_SET EXERCISE_:
Print the data exactly as it is given, please.

(begin)

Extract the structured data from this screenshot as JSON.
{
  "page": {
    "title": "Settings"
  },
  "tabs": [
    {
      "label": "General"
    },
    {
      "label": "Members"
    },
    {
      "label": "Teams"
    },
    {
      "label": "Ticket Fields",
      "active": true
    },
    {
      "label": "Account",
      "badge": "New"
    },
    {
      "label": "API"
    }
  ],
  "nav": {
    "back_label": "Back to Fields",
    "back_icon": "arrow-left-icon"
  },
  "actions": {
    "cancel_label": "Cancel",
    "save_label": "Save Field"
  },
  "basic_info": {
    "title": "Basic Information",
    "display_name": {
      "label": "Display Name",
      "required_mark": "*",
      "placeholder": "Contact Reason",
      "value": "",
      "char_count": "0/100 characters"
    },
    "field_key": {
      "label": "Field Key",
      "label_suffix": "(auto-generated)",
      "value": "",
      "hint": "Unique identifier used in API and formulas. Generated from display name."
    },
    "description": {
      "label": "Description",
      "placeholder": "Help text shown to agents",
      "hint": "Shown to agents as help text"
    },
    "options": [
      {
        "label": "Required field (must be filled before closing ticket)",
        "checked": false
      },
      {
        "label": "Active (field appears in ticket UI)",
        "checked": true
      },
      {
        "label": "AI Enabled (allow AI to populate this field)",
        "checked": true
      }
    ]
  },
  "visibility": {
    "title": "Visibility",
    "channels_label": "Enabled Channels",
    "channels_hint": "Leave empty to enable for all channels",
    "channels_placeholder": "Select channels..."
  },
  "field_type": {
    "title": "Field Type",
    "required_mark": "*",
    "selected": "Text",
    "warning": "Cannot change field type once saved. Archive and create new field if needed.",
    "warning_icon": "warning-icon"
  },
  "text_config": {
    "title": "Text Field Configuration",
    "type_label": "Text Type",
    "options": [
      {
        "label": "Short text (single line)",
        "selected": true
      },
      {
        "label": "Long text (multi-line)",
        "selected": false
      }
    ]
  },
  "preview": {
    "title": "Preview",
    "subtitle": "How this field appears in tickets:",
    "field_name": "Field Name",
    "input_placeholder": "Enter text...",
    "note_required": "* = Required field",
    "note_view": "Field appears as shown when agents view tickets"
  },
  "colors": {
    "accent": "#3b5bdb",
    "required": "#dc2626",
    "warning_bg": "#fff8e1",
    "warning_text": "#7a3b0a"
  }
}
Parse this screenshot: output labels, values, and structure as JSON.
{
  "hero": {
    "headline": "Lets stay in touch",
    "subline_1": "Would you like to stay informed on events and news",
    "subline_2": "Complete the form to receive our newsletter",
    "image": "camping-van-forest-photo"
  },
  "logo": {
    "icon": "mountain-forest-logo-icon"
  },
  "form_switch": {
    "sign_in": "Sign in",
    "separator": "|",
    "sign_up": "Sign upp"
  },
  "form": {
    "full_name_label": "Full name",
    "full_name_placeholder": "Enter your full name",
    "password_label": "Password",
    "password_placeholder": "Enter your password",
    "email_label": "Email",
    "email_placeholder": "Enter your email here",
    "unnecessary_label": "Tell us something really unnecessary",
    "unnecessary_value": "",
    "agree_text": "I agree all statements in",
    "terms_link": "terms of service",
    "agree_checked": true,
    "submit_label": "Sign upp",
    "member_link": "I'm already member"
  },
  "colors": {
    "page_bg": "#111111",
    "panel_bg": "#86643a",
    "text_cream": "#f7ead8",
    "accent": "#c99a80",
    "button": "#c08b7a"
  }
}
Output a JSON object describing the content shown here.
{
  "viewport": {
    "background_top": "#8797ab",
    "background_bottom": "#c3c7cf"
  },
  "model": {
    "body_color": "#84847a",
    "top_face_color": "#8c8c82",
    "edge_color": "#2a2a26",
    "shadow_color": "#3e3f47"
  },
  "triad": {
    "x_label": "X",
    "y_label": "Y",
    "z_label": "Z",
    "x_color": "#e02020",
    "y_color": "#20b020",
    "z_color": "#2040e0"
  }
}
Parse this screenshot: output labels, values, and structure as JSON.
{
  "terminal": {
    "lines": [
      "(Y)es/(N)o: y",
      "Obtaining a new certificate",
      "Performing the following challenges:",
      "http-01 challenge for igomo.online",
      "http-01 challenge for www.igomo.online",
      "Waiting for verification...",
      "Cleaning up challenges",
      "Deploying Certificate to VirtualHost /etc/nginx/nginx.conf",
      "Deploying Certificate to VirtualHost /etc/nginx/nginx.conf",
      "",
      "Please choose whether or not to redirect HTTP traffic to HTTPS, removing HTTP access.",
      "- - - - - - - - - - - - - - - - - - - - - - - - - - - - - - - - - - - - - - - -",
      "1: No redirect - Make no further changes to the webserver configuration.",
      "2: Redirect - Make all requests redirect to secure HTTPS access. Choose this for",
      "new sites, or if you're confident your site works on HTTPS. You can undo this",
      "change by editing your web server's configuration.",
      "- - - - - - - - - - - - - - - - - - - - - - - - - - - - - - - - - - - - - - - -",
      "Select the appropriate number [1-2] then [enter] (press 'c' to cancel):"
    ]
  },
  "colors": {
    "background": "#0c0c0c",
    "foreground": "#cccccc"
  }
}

(end)

_COMPLETED EXERCISE_:
Extract the structured data from this screenshot as JSON.
{
  "page": {
    "title": "Settings"
  },
  "tabs": [
    {
      "label": "General"
    },
    {
      "label": "Members"
    },
    {
      "label": "Teams"
    },
    {
      "label": "Ticket Fields",
      "active": true
    },
    {
      "label": "Account",
      "badge": "New"
    },
    {
      "label": "API"
    }
  ],
  "nav": {
    "back_label": "Back to Fields",
    "back_icon": "arrow-left-icon"
  },
  "actions": {
    "cancel_label": "Cancel",
    "save_label": "Save Field"
  },
  "basic_info": {
    "title": "Basic Information",
    "display_name": {
      "label": "Display Name",
      "required_mark": "*",
      "placeholder": "Contact Reason",
      "value": "",
      "char_count": "0/100 characters"
    },
    "field_key": {
      "label": "Field Key",
      "label_suffix": "(auto-generated)",
      "value": "",
      "hint": "Unique identifier used in API and formulas. Generated from display name."
    },
    "description": {
      "label": "Description",
      "placeholder": "Help text shown to agents",
      "hint": "Shown to agents as help text"
    },
    "options": [
      {
        "label": "Required field (must be filled before closing ticket)",
        "checked": false
      },
      {
        "label": "Active (field appears in ticket UI)",
        "checked": true
      },
      {
        "label": "AI Enabled (allow AI to populate this field)",
        "checked": true
      }
    ]
  },
  "visibility": {
    "title": "Visibility",
    "channels_label": "Enabled Channels",
    "channels_hint": "Leave empty to enable for all channels",
    "channels_placeholder": "Select channels..."
  },
  "field_type": {
    "title": "Field Type",
    "required_mark": "*",
    "selected": "Text",
    "warning": "Cannot change field type once saved. Archive and create new field if needed.",
    "warning_icon": "warning-icon"
  },
  "text_config": {
    "title": "Text Field Configuration",
    "type_label": "Text Type",
    "options": [
      {
        "label": "Short text (single line)",
        "selected": true
      },
      {
        "label": "Long text (multi-line)",
        "selected": false
      }
    ]
  },
  "preview": {
    "title": "Preview",
    "subtitle": "How this field appears in tickets:",
    "field_name": "Field Name",
    "input_placeholder": "Enter text...",
    "note_required": "* = Required field",
    "note_view": "Field appears as shown when agents view tickets"
  },
  "colors": {
    "accent": "#3b5bdb",
    "required": "#dc2626",
    "warning_bg": "#fff8e1",
    "warning_text": "#7a3b0a"
  }
}
Parse this screenshot: output labels, values, and structure as JSON.
{
  "hero": {
    "headline": "Lets stay in touch",
    "subline_1": "Would you like to stay informed on events and news",
    "subline_2": "Complete the form to receive our newsletter",
    "image": "camping-van-forest-photo"
  },
  "logo": {
    "icon": "mountain-forest-logo-icon"
  },
  "form_switch": {
    "sign_in": "Sign in",
    "separator": "|",
    "sign_up": "Sign upp"
  },
  "form": {
    "full_name_label": "Full name",
    "full_name_placeholder": "Enter your full name",
    "password_label": "Password",
    "password_placeholder": "Enter your password",
    "email_label": "Email",
    "email_placeholder": "Enter your email here",
    "unnecessary_label": "Tell us something really unnecessary",
    "unnecessary_value": "",
    "agree_text": "I agree all statements in",
    "terms_link": "terms of service",
    "agree_checked": true,
    "submit_label": "Sign upp",
    "member_link": "I'm already member"
  },
  "colors": {
    "page_bg": "#111111",
    "panel_bg": "#86643a",
    "text_cream": "#f7ead8",
    "accent": "#c99a80",
    "button": "#c08b7a"
  }
}
Output a JSON object describing the content shown here.
{
  "viewport": {
    "background_top": "#8797ab",
    "background_bottom": "#c3c7cf"
  },
  "model": {
    "body_color": "#84847a",
    "top_face_color": "#8c8c82",
    "edge_color": "#2a2a26",
    "shadow_color": "#3e3f47"
  },
  "triad": {
    "x_label": "X",
    "y_label": "Y",
    "z_label": "Z",
    "x_color": "#e02020",
    "y_color": "#20b020",
    "z_color": "#2040e0"
  }
}
Parse this screenshot: output labels, values, and structure as JSON.
{
  "terminal": {
    "lines": [
      "(Y)es/(N)o: y",
      "Obtaining a new certificate",
      "Performing the following challenges:",
      "http-01 challenge for igomo.online",
      "http-01 challenge for www.igomo.online",
      "Waiting for verification...",
      "Cleaning up challenges",
      "Deploying Certificate to VirtualHost /etc/nginx/nginx.conf",
      "Deploying Certificate to VirtualHost /etc/nginx/nginx.conf",
      "",
      "Please choose whether or not to redirect HTTP traffic to HTTPS, removing HTTP access.",
      "- - - - - - - - - - - - - - - - - - - - - - - - - - - - - - - - - - - - - - - -",
      "1: No redirect - Make no further changes to the webserver configuration.",
      "2: Redirect - Make all requests redirect to secure HTTPS access. Choose this for",
      "new sites, or if you're confident your site works on HTTPS. You can undo this",
      "change by editing your web server's configuration.",
      "- - - - - - - - - - - - - - - - - - - - - - - - - - - - - - - - - - - - - - - -",
      "Select the appropriate number [1-2] then [enter] (press 'c' to cancel):"
    ]
  },
  "colors": {
    "background": "#0c0c0c",
    "foreground": "#cccccc"
  }
}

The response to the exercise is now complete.